## [AIM]
Spot each line in the records below where the word "triplane" occurs, then copy it.

## [GIVEN RECORDS]
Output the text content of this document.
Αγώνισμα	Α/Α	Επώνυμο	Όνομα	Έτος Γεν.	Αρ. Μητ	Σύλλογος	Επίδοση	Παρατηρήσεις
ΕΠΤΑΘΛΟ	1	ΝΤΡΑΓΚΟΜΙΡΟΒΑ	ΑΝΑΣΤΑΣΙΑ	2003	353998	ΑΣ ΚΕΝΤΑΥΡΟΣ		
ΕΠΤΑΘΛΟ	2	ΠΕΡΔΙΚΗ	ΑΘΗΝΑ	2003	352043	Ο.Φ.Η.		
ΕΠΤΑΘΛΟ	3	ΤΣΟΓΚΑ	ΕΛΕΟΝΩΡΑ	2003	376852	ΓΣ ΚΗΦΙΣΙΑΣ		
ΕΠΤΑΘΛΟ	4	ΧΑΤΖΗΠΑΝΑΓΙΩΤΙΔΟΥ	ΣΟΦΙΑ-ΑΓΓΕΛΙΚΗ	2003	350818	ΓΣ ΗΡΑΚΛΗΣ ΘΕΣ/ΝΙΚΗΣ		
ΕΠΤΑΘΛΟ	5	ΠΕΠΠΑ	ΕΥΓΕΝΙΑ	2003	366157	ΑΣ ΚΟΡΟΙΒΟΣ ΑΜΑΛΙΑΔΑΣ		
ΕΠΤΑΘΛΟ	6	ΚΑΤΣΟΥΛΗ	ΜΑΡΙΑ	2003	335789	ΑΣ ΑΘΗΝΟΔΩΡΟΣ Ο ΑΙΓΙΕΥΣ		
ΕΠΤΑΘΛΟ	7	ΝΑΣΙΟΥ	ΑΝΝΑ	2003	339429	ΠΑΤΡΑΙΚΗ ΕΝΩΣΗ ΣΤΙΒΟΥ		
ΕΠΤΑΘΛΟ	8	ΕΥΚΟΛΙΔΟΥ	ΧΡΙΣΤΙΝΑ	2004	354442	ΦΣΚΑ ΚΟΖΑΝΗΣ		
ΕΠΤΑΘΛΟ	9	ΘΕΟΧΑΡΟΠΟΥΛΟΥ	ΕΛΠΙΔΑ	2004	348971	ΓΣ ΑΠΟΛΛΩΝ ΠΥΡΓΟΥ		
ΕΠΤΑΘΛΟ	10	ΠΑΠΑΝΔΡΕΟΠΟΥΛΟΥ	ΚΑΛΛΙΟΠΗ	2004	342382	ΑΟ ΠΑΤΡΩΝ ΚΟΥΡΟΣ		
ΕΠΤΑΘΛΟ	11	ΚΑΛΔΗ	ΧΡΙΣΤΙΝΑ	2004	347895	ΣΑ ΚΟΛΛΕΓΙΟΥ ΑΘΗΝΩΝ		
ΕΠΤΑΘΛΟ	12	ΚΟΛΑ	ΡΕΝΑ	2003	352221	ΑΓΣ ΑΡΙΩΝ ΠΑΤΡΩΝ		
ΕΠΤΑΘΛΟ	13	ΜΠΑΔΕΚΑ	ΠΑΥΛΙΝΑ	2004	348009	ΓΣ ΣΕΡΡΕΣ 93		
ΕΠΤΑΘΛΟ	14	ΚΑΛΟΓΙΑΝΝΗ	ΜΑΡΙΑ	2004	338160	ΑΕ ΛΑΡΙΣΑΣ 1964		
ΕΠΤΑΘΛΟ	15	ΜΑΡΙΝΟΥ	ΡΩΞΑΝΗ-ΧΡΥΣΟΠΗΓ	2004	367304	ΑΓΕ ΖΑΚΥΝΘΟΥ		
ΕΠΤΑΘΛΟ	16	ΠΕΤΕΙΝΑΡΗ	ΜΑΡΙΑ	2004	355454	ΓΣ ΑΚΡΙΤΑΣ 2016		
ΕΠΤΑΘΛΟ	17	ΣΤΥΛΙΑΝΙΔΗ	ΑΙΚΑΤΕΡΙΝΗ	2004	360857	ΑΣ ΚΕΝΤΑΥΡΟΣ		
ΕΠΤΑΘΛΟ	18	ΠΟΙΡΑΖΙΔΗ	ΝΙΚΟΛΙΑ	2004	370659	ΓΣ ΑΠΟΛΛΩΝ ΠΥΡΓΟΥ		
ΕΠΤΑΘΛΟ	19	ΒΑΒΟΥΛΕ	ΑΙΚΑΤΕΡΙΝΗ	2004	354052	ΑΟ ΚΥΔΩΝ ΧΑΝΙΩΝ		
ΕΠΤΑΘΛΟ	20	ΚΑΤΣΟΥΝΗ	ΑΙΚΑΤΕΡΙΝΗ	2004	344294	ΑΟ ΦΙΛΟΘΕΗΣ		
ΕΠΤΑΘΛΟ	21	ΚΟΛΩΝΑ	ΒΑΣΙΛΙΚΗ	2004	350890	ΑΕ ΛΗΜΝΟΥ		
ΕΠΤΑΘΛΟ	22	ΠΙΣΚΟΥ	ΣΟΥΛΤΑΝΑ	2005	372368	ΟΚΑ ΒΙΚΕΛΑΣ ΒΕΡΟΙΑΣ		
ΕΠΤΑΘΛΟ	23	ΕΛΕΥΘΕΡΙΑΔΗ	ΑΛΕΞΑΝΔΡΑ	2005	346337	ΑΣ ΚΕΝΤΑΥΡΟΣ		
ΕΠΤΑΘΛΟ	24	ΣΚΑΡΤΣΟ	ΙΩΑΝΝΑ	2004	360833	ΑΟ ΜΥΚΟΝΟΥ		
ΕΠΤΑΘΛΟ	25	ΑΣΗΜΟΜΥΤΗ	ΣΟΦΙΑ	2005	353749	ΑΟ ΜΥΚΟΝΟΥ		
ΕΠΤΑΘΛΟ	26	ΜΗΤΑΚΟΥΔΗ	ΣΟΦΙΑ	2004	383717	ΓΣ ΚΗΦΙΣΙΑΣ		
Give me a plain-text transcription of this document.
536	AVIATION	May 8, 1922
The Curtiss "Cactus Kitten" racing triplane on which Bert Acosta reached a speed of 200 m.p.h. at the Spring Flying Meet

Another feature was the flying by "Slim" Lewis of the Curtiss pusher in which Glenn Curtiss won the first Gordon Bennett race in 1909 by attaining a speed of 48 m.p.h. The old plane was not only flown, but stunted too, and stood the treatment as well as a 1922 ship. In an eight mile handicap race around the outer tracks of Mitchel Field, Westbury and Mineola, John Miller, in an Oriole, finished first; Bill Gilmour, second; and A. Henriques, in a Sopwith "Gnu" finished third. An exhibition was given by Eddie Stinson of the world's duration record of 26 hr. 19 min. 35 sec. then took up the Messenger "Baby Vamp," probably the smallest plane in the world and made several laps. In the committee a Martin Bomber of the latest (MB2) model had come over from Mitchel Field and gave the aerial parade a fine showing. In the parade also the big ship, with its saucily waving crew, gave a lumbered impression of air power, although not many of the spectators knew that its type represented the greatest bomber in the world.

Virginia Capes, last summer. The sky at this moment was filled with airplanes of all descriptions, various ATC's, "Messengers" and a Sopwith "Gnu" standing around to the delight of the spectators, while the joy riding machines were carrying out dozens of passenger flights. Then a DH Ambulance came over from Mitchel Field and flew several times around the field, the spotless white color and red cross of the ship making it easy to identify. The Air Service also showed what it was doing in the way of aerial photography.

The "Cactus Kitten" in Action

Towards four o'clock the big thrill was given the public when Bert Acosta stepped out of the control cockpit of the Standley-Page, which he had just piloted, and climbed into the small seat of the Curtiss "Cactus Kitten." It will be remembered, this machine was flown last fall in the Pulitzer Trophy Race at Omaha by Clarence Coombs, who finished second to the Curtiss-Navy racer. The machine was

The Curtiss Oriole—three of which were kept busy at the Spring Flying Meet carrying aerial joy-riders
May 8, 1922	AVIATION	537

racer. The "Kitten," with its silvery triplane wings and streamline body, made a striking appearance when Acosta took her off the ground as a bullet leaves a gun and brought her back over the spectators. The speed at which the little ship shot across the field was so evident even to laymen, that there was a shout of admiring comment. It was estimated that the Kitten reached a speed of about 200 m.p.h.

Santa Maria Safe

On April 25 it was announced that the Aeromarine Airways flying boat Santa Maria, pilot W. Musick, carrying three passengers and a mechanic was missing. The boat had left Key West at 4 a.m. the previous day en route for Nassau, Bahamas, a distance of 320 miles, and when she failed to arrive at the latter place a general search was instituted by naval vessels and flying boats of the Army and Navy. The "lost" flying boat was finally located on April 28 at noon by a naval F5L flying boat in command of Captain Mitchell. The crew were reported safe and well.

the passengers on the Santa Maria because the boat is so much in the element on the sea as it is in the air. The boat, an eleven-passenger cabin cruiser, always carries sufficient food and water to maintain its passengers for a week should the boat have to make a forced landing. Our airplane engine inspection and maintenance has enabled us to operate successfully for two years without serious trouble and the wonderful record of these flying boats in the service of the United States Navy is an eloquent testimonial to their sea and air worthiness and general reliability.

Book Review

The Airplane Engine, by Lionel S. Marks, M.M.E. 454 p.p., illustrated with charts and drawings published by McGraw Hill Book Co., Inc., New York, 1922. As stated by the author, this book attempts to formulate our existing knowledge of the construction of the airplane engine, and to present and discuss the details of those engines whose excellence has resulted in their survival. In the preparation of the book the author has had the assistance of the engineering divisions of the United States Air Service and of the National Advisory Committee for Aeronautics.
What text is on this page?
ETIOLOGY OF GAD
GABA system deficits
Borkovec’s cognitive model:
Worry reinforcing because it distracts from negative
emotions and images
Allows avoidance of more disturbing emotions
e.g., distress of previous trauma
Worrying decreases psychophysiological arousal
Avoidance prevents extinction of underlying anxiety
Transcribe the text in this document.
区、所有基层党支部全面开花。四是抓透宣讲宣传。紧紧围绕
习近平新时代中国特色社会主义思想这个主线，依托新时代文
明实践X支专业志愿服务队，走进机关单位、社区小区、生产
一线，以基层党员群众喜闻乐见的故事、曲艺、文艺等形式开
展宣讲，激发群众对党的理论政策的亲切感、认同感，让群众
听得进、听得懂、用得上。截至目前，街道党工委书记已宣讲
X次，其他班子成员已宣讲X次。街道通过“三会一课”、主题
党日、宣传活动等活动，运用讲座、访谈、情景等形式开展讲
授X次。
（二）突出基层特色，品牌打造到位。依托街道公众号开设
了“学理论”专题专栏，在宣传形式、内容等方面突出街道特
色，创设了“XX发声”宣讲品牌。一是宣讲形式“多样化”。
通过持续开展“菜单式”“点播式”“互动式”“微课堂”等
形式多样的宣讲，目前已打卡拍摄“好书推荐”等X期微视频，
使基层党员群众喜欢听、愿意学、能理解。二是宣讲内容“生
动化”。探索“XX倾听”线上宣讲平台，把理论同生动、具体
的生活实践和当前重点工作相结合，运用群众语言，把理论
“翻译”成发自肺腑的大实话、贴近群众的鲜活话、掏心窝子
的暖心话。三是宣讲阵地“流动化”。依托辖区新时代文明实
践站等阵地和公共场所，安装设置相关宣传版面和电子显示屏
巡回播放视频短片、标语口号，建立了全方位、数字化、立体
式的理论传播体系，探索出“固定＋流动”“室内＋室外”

## [WRITTEN ANSWER]
The Curtiss "Cactus Kitten" racing triplane on which Bert Acosta reached a speed of 200 m.p.h. at the Spring Flying Meet
racer. The "Kitten," with its silvery triplane wings and streamline body, made a striking appearance when Acosta took her off the ground as a bullet leaves a gun and brought her back over the spectators. The speed at which the little ship shot across the field was so evident even to laymen, that there was a shout of admiring comment. It was estimated that the Kitten reached a speed of about 200 m.p.h.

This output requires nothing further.